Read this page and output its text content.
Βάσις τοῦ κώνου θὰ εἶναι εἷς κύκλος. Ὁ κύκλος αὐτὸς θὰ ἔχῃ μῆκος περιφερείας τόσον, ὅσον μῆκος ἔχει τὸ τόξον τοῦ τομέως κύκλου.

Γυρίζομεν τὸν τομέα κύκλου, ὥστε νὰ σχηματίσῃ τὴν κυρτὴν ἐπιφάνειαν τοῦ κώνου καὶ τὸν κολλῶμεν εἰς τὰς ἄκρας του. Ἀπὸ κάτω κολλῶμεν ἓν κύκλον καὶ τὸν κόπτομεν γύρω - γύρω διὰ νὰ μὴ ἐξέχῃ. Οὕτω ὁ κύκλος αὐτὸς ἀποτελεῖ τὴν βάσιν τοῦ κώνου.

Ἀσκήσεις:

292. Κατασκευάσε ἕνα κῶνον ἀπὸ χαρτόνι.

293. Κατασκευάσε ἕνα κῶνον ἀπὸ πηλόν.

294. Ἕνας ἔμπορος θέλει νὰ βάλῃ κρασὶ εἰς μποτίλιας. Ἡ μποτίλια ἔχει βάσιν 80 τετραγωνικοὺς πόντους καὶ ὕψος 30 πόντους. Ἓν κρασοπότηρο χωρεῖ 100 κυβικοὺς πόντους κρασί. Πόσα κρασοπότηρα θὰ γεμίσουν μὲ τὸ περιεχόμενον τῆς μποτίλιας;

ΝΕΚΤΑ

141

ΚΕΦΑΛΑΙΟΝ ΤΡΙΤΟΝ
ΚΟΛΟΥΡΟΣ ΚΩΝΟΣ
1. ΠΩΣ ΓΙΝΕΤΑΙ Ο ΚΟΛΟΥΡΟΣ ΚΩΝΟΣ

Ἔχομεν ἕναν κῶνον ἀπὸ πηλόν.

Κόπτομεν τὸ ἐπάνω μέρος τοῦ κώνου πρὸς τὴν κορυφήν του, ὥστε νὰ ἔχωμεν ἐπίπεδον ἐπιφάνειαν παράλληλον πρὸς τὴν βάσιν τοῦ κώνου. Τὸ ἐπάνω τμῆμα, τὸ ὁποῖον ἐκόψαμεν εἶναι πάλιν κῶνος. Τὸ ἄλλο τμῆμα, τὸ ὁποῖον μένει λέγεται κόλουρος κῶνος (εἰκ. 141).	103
---
* **Problem to work on**: Output the listing above word for word.

* **Solution to this exercise**:
Read this page and output its text content.
Βάσις τοῦ κώνου θὰ εἶναι εἷς κύκλος. Ὁ κύκλος αὐτὸς θὰ ἔχῃ μῆκος περιφερείας τόσον, ὅσον μῆκος ἔχει τὸ τόξον τοῦ τομέως κύκλου.

Γυρίζομεν τὸν τομέα κύκλου, ὥστε νὰ σχηματίσῃ τὴν κυρτὴν ἐπιφάνειαν τοῦ κώνου καὶ τὸν κολλῶμεν εἰς τὰς ἄκρας του. Ἀπὸ κάτω κολλῶμεν ἓν κύκλον καὶ τὸν κόπτομεν γύρω - γύρω διὰ νὰ μὴ ἐξέχῃ. Οὕτω ὁ κύκλος αὐτὸς ἀποτελεῖ τὴν βάσιν τοῦ κώνου.

Ἀσκήσεις:

292. Κατασκευάσε ἕνα κῶνον ἀπὸ χαρτόνι.

293. Κατασκευάσε ἕνα κῶνον ἀπὸ πηλόν.

294. Ἕνας ἔμπορος θέλει νὰ βάλῃ κρασὶ εἰς μποτίλιας. Ἡ μποτίλια ἔχει βάσιν 80 τετραγωνικοὺς πόντους καὶ ὕψος 30 πόντους. Ἓν κρασοπότηρο χωρεῖ 100 κυβικοὺς πόντους κρασί. Πόσα κρασοπότηρα θὰ γεμίσουν μὲ τὸ περιεχόμενον τῆς μποτίλιας;

ΝΕΚΤΑ

141

ΚΕΦΑΛΑΙΟΝ ΤΡΙΤΟΝ
ΚΟΛΟΥΡΟΣ ΚΩΝΟΣ
1. ΠΩΣ ΓΙΝΕΤΑΙ Ο ΚΟΛΟΥΡΟΣ ΚΩΝΟΣ

Ἔχομεν ἕναν κῶνον ἀπὸ πηλόν.

Κόπτομεν τὸ ἐπάνω μέρος τοῦ κώνου πρὸς τὴν κορυφήν του, ὥστε νὰ ἔχωμεν ἐπίπεδον ἐπιφάνειαν παράλληλον πρὸς τὴν βάσιν τοῦ κώνου. Τὸ ἐπάνω τμῆμα, τὸ ὁποῖον ἐκόψαμεν εἶναι πάλιν κῶνος. Τὸ ἄλλο τμῆμα, τὸ ὁποῖον μένει λέγεται κόλουρος κῶνος (εἰκ. 141).	103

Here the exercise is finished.